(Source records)
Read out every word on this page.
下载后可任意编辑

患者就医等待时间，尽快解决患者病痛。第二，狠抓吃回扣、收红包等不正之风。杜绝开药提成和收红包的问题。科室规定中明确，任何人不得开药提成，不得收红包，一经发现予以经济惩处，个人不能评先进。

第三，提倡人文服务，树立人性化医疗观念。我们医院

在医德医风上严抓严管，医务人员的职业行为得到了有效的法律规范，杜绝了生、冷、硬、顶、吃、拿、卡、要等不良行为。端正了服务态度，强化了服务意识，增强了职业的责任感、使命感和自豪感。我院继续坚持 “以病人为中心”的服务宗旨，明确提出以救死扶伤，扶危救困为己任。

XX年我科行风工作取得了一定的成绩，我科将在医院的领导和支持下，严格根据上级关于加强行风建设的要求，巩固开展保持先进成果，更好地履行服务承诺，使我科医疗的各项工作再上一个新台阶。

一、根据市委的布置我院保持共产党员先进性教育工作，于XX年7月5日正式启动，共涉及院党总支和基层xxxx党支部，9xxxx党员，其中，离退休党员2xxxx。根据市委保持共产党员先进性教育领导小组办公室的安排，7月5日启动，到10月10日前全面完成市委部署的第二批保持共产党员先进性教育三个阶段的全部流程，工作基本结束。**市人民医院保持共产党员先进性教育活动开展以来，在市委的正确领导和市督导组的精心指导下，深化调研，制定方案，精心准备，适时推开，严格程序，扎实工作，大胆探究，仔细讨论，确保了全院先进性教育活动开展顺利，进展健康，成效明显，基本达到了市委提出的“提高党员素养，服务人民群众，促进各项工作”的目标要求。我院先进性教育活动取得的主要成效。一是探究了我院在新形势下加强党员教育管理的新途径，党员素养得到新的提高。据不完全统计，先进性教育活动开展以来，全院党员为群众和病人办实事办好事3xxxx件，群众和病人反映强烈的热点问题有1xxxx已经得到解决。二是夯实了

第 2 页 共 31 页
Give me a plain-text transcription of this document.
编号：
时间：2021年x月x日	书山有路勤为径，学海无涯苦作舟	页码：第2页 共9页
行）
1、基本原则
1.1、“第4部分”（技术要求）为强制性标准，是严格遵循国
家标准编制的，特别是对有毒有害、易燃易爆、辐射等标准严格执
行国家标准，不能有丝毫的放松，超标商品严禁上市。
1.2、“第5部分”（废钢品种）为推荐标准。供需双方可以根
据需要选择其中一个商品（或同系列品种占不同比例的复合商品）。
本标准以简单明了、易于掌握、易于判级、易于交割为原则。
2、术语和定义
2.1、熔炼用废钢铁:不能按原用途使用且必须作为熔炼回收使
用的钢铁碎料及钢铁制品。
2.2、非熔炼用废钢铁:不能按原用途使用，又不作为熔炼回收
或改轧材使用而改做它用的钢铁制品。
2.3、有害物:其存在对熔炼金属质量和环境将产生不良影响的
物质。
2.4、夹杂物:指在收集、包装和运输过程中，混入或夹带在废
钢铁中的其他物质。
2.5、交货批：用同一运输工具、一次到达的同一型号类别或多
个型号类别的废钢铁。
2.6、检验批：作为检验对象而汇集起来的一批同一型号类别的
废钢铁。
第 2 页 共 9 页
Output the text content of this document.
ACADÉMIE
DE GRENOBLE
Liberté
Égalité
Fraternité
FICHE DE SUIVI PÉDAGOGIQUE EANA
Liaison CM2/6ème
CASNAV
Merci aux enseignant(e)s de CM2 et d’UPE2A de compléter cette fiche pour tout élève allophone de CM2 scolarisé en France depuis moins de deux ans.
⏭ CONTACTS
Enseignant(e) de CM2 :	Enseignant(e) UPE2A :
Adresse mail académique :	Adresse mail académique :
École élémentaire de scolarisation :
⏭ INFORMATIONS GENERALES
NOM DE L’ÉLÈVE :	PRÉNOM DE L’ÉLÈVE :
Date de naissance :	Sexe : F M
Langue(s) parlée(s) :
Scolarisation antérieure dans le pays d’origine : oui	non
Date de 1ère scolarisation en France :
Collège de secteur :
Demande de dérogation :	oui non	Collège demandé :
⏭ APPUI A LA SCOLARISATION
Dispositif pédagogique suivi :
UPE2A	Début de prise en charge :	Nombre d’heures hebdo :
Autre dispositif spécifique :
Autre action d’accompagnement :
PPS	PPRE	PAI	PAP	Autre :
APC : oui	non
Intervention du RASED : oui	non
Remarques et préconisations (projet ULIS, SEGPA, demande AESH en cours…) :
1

## Goal
Retype, exactly and only, the lines running from the one with "Output the text content of this document." through the final line of the listing above.

## The output
Output the text content of this document.
ACADÉMIE
DE GRENOBLE
Liberté
Égalité
Fraternité
FICHE DE SUIVI PÉDAGOGIQUE EANA
Liaison CM2/6ème
CASNAV
Merci aux enseignant(e)s de CM2 et d’UPE2A de compléter cette fiche pour tout élève allophone de CM2 scolarisé en France depuis moins de deux ans.
⏭ CONTACTS
Enseignant(e) de CM2 :	Enseignant(e) UPE2A :
Adresse mail académique :	Adresse mail académique :
École élémentaire de scolarisation :
⏭ INFORMATIONS GENERALES
NOM DE L’ÉLÈVE :	PRÉNOM DE L’ÉLÈVE :
Date de naissance :	Sexe : F M
Langue(s) parlée(s) :
Scolarisation antérieure dans le pays d’origine : oui	non
Date de 1ère scolarisation en France :
Collège de secteur :
Demande de dérogation :	oui non	Collège demandé :
⏭ APPUI A LA SCOLARISATION
Dispositif pédagogique suivi :
UPE2A	Début de prise en charge :	Nombre d’heures hebdo :
Autre dispositif spécifique :
Autre action d’accompagnement :
PPS	PPRE	PAI	PAP	Autre :
APC : oui	non
Intervention du RASED : oui	non
Remarques et préconisations (projet ULIS, SEGPA, demande AESH en cours…) :
1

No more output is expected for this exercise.